- [PROBLEM STATEMENT]: Gather each line containing the string "Generate" from these entries.

- [INPUT DATA]:
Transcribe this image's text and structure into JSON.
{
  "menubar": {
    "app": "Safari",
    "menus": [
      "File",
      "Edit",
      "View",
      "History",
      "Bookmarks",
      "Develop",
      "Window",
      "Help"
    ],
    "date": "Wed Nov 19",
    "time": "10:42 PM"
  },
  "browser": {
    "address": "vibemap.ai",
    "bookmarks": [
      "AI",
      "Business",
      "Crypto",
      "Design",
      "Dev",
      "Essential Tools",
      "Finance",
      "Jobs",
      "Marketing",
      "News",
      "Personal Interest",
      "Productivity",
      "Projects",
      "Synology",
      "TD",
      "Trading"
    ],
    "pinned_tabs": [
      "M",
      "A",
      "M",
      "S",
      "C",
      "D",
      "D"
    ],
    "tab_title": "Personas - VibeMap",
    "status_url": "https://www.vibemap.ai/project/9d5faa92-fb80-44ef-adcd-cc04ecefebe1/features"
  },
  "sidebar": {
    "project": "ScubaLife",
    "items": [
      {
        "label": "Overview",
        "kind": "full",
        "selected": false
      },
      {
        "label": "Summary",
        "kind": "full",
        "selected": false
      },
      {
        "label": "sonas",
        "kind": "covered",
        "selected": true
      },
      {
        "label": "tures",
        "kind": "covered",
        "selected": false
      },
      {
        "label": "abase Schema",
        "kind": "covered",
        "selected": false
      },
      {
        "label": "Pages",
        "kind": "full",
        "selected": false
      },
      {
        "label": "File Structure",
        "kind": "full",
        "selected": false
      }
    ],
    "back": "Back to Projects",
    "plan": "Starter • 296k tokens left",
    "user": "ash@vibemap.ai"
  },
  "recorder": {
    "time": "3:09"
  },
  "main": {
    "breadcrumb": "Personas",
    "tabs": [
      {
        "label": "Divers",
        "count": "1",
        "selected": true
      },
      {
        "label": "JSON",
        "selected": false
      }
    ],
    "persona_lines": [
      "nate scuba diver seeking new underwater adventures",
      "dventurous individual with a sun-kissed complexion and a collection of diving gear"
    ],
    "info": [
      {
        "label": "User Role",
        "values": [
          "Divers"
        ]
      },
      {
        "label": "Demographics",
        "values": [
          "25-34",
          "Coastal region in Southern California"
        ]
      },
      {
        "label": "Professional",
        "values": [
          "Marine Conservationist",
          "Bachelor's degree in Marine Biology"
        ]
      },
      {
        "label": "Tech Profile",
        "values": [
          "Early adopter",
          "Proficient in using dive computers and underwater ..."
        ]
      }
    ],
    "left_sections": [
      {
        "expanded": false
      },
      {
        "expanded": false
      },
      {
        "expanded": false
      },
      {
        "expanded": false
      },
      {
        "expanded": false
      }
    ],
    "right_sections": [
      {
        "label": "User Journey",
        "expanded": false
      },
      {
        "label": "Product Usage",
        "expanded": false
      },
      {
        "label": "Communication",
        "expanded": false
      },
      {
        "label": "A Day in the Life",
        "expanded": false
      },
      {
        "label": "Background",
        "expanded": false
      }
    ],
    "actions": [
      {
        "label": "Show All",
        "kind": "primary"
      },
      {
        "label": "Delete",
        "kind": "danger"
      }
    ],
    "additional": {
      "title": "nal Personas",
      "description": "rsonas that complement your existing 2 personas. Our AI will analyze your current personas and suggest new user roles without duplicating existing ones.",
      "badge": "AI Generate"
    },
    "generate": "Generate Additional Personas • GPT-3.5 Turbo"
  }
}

- [RESPONSE]:
      "badge": "AI Generate"
    "generate": "Generate Additional Personas • GPT-3.5 Turbo"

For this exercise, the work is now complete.